| Your task |
Please pull out every line that includes the string "Compressive".

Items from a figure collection
— begin —

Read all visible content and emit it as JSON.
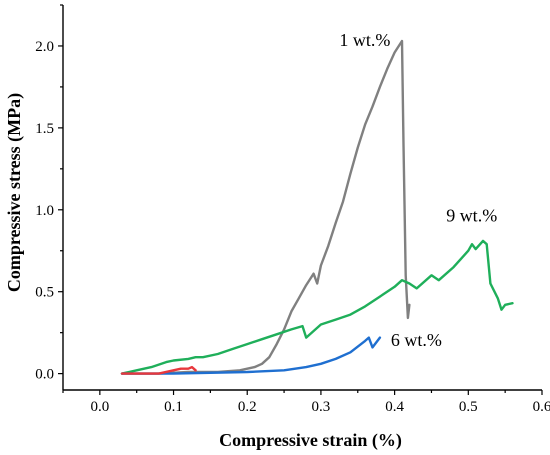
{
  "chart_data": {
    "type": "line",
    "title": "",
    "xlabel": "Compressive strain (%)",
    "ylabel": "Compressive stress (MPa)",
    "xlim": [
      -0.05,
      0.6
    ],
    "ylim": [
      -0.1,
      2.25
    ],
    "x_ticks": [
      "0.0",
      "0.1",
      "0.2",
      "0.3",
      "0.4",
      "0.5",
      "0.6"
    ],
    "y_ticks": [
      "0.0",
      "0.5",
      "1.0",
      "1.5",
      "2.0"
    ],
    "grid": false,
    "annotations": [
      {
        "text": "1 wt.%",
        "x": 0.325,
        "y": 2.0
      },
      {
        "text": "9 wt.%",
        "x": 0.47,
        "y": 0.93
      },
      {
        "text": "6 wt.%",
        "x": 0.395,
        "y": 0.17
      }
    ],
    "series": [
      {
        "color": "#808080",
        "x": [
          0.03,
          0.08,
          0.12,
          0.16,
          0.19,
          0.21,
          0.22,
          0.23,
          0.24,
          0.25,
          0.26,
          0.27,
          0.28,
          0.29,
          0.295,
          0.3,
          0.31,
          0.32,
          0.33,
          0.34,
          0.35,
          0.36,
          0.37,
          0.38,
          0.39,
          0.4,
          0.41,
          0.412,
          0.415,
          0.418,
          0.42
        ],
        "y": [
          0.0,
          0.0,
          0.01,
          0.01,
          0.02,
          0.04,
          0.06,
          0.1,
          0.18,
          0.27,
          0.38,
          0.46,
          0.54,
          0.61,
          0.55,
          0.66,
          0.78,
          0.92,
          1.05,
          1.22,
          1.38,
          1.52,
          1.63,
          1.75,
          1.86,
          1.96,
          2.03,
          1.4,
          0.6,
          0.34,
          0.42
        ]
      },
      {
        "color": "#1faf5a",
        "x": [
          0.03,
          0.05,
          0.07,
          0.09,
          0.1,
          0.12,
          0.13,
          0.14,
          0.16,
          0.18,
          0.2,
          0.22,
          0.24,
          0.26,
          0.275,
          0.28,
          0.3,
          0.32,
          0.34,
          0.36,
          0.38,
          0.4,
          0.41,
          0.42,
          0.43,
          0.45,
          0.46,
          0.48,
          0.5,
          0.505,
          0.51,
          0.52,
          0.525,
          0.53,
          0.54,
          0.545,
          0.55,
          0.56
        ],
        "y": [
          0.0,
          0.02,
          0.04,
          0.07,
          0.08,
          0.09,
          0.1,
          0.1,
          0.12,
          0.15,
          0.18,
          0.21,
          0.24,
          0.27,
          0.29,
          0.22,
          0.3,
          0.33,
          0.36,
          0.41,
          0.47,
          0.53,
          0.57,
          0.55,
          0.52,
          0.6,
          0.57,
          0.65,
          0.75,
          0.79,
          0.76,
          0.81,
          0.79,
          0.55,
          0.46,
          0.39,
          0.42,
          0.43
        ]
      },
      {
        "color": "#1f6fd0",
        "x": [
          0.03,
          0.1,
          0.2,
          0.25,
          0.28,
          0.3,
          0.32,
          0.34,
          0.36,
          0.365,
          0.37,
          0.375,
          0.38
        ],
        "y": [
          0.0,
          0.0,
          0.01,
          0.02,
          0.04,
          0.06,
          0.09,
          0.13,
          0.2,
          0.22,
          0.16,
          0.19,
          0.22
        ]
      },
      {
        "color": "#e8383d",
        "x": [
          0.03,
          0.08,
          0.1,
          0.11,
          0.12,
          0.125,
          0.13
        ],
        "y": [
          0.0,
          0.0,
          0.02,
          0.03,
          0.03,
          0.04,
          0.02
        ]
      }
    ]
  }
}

— end —

| Written solution |
    "xlabel": "Compressive strain (%)",
    "ylabel": "Compressive stress (MPa)",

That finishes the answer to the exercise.